Write down each entry again, exactly as it reads.
## Begin
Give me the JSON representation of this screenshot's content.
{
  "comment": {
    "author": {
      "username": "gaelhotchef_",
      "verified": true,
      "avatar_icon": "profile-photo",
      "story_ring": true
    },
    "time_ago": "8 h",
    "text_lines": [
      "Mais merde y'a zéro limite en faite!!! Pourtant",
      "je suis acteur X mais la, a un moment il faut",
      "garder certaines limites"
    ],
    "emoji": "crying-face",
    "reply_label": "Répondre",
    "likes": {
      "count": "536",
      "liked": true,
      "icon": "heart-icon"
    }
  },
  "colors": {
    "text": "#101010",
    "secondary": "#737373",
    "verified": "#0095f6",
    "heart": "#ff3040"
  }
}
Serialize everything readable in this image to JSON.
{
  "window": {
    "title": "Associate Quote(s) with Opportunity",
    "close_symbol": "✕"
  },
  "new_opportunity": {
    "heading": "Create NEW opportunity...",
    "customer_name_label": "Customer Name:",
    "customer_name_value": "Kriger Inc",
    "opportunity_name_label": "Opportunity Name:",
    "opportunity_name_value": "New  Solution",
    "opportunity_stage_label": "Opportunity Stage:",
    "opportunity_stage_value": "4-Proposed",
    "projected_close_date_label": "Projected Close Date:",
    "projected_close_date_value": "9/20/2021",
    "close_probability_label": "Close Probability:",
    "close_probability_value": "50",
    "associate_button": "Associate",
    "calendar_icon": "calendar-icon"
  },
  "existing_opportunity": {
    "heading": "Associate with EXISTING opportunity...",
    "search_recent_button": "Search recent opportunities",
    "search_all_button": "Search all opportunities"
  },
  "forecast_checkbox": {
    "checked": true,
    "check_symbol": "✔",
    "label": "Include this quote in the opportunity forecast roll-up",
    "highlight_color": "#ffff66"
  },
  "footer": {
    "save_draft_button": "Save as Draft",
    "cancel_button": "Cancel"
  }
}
## End
▶ _Solution for this exercise_:
Give me the JSON representation of this screenshot's content.
{
  "comment": {
    "author": {
      "username": "gaelhotchef_",
      "verified": true,
      "avatar_icon": "profile-photo",
      "story_ring": true
    },
    "time_ago": "8 h",
    "text_lines": [
      "Mais merde y'a zéro limite en faite!!! Pourtant",
      "je suis acteur X mais la, a un moment il faut",
      "garder certaines limites"
    ],
    "emoji": "crying-face",
    "reply_label": "Répondre",
    "likes": {
      "count": "536",
      "liked": true,
      "icon": "heart-icon"
    }
  },
  "colors": {
    "text": "#101010",
    "secondary": "#737373",
    "verified": "#0095f6",
    "heart": "#ff3040"
  }
}
Serialize everything readable in this image to JSON.
{
  "window": {
    "title": "Associate Quote(s) with Opportunity",
    "close_symbol": "✕"
  },
  "new_opportunity": {
    "heading": "Create NEW opportunity...",
    "customer_name_label": "Customer Name:",
    "customer_name_value": "Kriger Inc",
    "opportunity_name_label": "Opportunity Name:",
    "opportunity_name_value": "New  Solution",
    "opportunity_stage_label": "Opportunity Stage:",
    "opportunity_stage_value": "4-Proposed",
    "projected_close_date_label": "Projected Close Date:",
    "projected_close_date_value": "9/20/2021",
    "close_probability_label": "Close Probability:",
    "close_probability_value": "50",
    "associate_button": "Associate",
    "calendar_icon": "calendar-icon"
  },
  "existing_opportunity": {
    "heading": "Associate with EXISTING opportunity...",
    "search_recent_button": "Search recent opportunities",
    "search_all_button": "Search all opportunities"
  },
  "forecast_checkbox": {
    "checked": true,
    "check_symbol": "✔",
    "label": "Include this quote in the opportunity forecast roll-up",
    "highlight_color": "#ffff66"
  },
  "footer": {
    "save_draft_button": "Save as Draft",
    "cancel_button": "Cancel"
  }
}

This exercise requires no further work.